• Provided records:
══════
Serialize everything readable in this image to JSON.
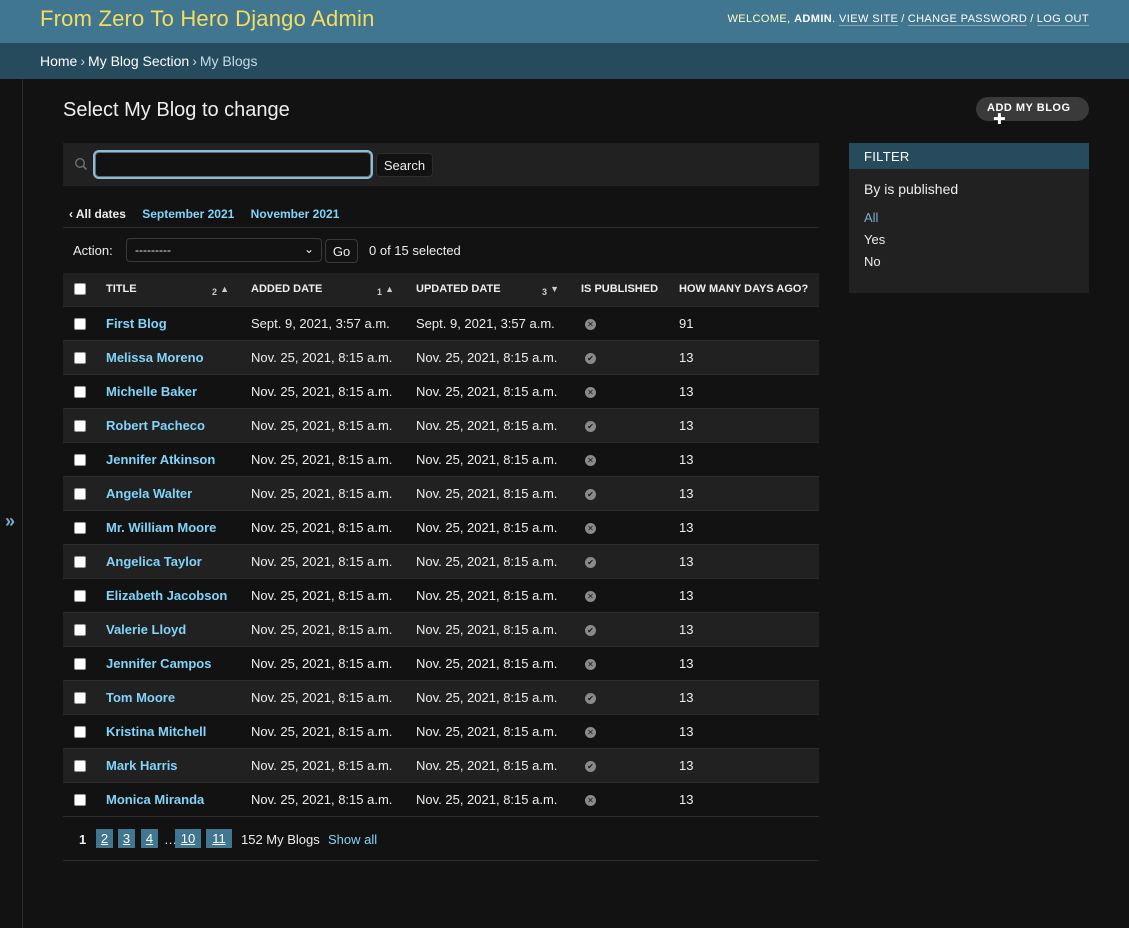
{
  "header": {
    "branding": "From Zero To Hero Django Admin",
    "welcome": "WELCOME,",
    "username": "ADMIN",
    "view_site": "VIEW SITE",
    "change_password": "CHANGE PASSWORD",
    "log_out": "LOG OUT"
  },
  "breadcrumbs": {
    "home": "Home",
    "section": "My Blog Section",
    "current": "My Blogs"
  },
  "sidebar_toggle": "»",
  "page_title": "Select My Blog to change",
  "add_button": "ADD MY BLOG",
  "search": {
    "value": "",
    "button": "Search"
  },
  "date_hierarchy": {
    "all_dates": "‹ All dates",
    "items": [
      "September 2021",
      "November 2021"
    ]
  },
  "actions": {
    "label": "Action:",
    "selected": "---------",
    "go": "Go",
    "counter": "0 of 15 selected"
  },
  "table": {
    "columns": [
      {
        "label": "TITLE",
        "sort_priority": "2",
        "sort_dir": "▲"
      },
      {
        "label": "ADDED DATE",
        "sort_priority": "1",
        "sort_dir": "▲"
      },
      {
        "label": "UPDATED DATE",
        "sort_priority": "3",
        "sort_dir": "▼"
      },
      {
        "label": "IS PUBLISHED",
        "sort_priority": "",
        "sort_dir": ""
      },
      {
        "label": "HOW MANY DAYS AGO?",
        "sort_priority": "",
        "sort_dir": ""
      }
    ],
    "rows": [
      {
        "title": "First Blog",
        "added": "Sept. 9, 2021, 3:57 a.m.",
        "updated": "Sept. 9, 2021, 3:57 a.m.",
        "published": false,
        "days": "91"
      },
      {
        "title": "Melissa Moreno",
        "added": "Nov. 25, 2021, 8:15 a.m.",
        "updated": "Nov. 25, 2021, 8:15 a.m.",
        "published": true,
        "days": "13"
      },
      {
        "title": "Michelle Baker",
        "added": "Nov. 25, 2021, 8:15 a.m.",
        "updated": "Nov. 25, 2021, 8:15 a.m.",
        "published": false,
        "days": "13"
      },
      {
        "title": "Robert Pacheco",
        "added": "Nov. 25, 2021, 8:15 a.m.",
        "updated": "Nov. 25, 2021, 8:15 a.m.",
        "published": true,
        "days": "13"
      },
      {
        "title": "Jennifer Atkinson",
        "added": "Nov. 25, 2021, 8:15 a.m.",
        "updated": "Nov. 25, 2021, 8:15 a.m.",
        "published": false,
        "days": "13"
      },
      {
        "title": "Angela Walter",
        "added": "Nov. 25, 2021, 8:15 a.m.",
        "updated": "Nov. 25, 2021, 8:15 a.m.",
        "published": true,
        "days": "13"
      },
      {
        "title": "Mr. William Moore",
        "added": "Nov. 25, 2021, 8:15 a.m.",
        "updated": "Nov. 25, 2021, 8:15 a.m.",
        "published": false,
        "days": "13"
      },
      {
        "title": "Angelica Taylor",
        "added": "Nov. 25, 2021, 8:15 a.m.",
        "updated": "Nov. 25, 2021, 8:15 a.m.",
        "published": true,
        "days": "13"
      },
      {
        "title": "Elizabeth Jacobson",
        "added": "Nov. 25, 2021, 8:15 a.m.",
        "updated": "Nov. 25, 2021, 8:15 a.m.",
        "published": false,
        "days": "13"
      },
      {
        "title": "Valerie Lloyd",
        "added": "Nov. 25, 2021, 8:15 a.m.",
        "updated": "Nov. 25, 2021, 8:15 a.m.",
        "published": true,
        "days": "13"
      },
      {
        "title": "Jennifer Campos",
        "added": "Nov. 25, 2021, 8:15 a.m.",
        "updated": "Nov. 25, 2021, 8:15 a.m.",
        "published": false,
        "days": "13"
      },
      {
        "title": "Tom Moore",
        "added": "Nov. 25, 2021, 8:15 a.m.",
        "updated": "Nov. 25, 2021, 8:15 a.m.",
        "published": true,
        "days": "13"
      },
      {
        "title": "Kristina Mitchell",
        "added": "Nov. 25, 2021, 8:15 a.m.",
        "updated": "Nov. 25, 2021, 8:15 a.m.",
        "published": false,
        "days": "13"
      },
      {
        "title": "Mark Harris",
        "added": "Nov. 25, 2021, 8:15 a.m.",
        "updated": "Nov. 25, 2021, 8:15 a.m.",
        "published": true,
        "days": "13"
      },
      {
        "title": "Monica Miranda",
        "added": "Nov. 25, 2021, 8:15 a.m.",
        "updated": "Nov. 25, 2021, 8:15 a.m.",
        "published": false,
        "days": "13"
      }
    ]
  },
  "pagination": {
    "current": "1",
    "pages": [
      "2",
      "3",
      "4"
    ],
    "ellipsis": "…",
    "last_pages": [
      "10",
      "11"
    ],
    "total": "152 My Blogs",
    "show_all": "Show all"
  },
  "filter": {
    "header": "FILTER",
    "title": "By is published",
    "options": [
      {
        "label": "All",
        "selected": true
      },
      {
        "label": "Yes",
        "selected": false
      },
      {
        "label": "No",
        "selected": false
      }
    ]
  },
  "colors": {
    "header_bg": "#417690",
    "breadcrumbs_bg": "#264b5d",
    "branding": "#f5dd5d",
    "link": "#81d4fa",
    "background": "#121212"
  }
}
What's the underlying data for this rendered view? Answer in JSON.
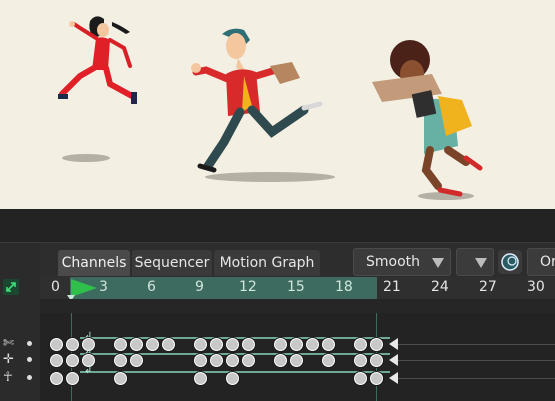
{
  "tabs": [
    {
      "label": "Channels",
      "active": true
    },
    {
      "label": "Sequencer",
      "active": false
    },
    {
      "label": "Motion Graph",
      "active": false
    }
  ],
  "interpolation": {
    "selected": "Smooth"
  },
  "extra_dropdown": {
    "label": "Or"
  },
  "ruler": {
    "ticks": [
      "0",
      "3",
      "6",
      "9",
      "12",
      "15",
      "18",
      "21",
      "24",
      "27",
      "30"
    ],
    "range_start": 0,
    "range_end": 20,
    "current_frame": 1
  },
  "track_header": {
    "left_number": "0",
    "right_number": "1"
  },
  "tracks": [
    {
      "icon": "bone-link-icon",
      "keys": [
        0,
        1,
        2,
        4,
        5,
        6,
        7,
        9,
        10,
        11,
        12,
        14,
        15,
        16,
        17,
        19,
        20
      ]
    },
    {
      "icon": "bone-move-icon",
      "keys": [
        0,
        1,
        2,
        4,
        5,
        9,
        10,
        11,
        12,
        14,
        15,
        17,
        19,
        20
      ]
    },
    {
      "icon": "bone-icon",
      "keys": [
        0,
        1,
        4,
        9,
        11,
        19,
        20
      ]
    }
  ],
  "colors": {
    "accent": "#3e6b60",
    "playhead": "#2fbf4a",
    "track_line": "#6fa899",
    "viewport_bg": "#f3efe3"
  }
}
══════
Work out the number of lines above that include the string "Jennifer" and write only that number.

2